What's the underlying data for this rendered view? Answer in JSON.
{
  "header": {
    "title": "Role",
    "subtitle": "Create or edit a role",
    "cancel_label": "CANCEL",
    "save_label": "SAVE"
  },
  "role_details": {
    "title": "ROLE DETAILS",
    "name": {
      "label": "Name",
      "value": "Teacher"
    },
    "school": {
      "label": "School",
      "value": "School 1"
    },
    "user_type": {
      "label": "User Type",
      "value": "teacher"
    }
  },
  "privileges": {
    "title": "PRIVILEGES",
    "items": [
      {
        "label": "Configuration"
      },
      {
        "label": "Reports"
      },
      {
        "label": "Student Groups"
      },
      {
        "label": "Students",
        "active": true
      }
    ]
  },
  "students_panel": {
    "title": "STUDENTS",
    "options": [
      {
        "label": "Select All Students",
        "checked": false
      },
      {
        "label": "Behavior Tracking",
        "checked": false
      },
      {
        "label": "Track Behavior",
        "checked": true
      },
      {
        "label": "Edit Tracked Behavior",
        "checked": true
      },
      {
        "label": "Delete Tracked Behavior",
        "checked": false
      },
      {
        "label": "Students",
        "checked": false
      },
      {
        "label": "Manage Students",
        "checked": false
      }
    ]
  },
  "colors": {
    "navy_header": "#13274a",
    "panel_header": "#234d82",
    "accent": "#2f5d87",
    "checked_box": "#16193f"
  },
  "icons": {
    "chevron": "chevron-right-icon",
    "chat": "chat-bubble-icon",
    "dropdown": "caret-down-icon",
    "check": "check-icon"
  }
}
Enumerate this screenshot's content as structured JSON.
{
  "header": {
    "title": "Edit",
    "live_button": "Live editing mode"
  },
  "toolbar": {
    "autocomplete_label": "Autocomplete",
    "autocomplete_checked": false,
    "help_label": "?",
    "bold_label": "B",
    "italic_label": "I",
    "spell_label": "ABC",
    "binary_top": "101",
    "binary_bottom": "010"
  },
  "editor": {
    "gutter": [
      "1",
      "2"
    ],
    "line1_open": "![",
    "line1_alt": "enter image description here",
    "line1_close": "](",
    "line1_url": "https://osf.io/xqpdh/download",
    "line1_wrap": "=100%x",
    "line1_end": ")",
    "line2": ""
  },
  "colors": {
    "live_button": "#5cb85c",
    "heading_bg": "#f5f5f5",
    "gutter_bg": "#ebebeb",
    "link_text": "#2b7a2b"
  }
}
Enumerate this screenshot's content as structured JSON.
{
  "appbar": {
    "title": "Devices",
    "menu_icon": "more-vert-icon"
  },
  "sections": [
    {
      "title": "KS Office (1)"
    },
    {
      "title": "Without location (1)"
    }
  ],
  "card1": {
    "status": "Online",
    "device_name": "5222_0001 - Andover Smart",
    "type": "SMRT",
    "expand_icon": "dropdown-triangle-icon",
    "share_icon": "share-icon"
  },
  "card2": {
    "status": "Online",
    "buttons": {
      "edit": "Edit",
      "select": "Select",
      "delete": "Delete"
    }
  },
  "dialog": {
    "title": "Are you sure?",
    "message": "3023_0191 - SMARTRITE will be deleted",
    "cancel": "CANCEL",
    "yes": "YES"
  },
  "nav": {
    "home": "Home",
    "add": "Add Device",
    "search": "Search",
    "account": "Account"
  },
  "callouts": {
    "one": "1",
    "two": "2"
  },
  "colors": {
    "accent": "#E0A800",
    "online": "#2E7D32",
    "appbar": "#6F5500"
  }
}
######
GOAL:
Filter the listing above by the word "dropdown"; copy each line that passes.

RIGHT ANSWER:
    "dropdown": "caret-down-icon",
    "expand_icon": "dropdown-triangle-icon",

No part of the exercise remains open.